• GOAL OF THE EXERCISE:
How many lines of the records below contain the word "JSON"? Answer with the number alone.

• DATA FOR THE TASK:

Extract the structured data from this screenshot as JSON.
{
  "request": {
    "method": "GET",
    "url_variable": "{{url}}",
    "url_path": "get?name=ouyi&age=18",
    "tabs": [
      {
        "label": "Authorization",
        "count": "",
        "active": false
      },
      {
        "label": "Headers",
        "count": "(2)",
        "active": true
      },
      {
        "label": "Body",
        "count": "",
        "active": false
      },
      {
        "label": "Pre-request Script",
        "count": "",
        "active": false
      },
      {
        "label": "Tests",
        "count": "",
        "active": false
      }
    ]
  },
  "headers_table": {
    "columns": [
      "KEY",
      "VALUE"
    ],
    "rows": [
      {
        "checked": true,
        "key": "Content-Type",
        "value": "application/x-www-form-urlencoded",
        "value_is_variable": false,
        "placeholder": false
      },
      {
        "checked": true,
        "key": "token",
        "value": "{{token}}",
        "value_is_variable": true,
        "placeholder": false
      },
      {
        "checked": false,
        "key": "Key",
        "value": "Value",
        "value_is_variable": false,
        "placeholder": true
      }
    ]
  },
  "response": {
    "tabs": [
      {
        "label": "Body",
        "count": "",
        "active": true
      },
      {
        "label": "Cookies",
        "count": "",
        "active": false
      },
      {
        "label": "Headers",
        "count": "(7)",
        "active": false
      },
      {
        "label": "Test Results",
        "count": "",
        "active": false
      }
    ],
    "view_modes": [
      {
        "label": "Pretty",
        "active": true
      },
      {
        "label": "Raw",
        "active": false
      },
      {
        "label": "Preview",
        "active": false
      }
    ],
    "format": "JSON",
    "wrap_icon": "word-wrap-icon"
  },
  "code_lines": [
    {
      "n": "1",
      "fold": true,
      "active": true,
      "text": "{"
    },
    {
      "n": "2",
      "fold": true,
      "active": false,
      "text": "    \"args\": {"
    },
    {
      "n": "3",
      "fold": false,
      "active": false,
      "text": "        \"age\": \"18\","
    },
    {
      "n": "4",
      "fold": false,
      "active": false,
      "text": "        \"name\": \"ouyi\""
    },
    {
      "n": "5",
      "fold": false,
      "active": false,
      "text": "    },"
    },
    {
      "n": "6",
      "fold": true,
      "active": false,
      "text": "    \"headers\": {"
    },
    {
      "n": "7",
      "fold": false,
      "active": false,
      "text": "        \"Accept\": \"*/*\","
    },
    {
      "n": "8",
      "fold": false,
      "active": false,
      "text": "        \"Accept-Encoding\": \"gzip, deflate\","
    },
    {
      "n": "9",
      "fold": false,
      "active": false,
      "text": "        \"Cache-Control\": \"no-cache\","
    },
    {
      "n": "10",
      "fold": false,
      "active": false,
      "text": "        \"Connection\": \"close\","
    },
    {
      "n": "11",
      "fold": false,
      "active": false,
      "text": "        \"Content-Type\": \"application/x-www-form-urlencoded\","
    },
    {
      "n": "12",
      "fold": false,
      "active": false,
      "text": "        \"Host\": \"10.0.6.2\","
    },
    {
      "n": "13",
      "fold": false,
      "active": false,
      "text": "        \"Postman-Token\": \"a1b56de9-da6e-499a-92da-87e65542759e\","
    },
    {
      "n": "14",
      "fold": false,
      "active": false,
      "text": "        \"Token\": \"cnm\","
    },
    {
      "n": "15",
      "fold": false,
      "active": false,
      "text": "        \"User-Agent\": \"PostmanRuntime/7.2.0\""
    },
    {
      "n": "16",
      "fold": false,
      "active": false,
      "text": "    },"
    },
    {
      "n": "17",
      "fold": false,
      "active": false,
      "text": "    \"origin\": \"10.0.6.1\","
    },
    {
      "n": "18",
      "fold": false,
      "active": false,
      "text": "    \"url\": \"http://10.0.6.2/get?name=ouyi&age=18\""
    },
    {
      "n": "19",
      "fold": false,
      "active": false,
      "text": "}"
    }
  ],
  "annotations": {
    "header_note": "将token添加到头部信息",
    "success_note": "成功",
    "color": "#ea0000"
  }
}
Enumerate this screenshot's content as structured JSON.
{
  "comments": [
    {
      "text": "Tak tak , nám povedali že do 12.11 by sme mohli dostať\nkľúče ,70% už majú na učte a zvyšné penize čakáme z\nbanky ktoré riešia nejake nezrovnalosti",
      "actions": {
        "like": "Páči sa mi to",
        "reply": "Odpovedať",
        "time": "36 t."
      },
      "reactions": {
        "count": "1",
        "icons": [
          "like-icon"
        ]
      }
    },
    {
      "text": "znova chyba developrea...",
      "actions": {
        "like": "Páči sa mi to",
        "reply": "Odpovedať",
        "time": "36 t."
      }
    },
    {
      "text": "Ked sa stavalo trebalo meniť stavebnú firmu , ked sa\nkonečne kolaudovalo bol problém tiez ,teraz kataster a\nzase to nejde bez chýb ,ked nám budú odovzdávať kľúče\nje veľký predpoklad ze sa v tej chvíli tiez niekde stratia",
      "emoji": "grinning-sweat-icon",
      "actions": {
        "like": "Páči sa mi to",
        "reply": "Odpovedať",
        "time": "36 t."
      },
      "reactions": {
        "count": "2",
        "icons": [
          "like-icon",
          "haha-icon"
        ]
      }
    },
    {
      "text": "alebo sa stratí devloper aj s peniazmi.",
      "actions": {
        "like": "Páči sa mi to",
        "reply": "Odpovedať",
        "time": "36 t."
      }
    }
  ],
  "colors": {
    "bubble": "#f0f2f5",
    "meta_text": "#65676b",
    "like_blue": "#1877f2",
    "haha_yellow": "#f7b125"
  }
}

==

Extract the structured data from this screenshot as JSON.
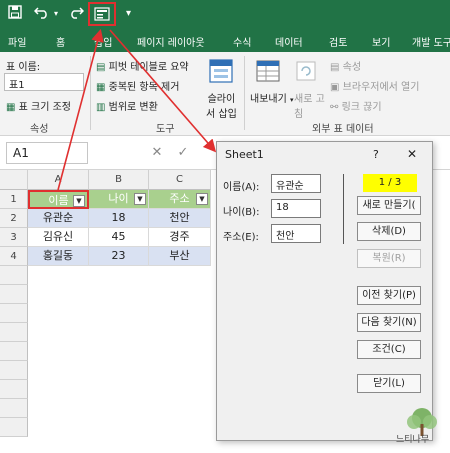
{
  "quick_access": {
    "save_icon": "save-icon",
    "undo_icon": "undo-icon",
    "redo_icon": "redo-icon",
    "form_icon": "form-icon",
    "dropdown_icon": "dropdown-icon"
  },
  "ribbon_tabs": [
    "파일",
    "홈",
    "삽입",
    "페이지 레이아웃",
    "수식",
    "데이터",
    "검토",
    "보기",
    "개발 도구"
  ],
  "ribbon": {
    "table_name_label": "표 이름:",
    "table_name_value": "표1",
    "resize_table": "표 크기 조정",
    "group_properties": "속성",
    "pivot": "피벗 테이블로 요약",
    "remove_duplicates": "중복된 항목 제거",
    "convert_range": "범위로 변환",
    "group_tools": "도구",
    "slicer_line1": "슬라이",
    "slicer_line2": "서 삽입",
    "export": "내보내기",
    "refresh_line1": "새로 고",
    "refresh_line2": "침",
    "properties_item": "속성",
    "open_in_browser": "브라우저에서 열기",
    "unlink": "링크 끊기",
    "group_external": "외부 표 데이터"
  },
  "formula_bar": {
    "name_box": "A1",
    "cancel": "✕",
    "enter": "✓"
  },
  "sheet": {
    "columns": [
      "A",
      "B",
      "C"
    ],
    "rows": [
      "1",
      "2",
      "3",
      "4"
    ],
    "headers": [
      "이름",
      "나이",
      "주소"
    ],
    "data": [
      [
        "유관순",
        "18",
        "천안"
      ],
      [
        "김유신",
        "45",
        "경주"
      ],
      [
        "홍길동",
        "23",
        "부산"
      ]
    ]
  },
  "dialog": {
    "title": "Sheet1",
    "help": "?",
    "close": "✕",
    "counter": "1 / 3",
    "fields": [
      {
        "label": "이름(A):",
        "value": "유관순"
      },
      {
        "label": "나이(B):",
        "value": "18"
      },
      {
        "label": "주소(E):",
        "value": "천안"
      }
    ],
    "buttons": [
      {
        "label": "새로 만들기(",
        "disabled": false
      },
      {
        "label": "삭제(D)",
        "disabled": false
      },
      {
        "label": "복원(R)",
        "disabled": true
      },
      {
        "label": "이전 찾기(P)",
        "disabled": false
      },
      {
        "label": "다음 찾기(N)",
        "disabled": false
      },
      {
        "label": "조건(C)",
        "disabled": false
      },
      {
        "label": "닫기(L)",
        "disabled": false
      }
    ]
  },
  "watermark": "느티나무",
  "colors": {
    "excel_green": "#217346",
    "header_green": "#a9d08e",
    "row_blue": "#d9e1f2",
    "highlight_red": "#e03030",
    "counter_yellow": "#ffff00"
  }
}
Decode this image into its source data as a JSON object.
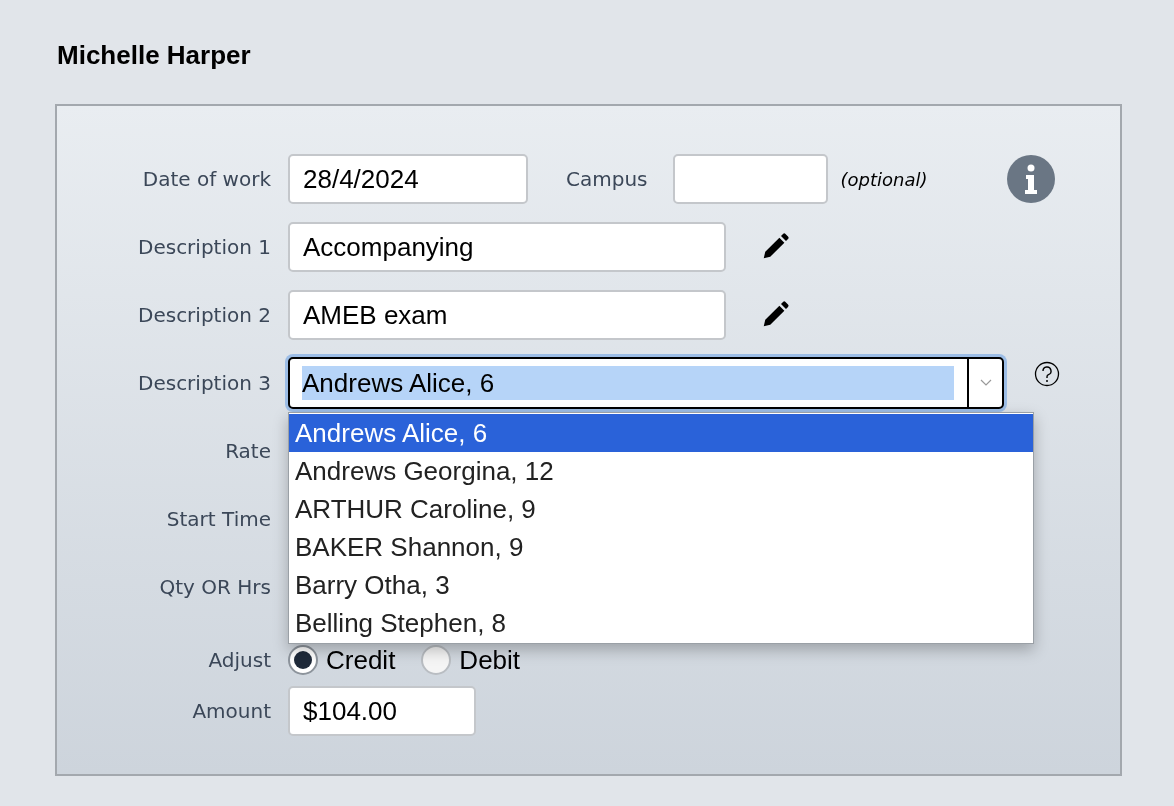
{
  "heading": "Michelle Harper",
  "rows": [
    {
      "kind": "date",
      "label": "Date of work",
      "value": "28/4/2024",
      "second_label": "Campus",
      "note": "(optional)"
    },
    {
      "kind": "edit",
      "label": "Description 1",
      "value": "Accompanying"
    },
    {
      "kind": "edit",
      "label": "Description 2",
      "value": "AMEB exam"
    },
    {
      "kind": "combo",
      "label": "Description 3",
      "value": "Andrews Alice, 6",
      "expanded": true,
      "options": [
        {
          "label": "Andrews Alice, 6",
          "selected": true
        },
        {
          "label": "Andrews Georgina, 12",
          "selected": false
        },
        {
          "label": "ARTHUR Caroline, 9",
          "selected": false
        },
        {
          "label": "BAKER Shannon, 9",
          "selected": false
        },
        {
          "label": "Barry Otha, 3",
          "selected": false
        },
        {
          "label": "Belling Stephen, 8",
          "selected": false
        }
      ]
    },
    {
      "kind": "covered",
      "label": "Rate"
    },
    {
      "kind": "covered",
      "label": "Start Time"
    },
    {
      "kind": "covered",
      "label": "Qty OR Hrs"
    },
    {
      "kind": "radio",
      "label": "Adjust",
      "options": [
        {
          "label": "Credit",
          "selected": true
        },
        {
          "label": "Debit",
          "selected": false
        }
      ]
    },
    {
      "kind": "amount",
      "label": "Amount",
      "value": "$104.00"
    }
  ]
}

...

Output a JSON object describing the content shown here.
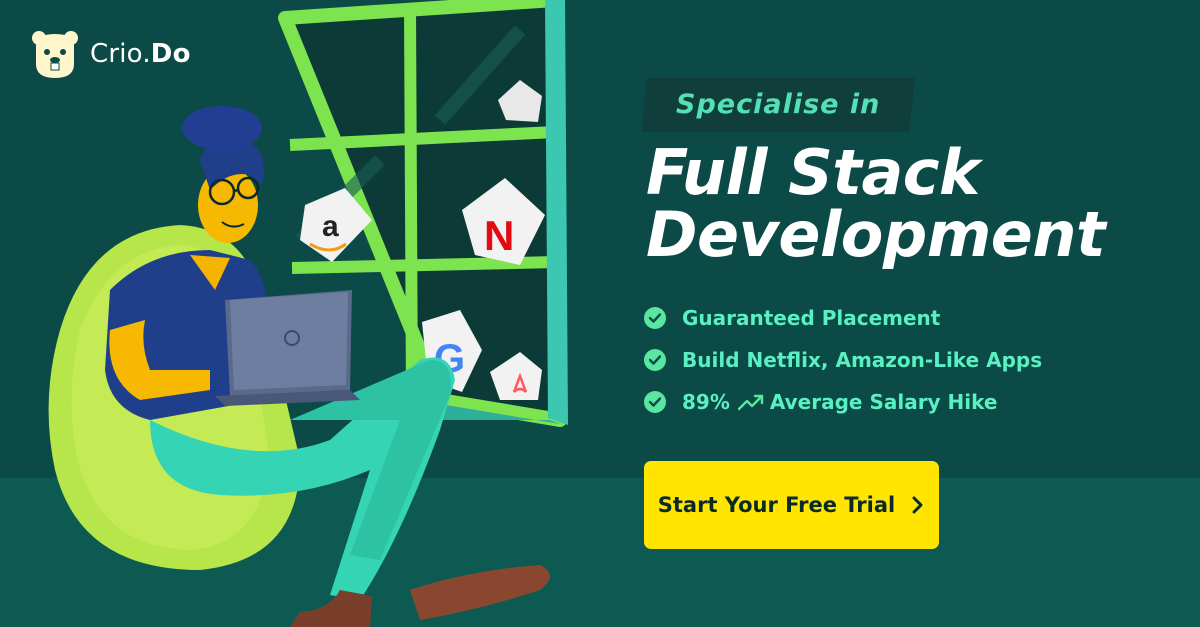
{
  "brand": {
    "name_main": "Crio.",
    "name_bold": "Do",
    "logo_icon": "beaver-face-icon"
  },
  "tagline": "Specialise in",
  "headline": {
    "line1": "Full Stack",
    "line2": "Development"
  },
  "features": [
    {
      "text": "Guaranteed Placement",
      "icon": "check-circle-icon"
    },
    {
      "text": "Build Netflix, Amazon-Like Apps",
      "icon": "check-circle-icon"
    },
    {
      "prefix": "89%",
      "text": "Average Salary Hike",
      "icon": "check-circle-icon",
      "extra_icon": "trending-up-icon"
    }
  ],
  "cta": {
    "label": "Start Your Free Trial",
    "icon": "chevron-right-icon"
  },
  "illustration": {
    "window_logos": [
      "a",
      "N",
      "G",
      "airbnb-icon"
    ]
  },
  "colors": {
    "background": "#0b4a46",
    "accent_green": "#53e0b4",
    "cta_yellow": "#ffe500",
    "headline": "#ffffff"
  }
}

• FINISHED EXERCISE:
6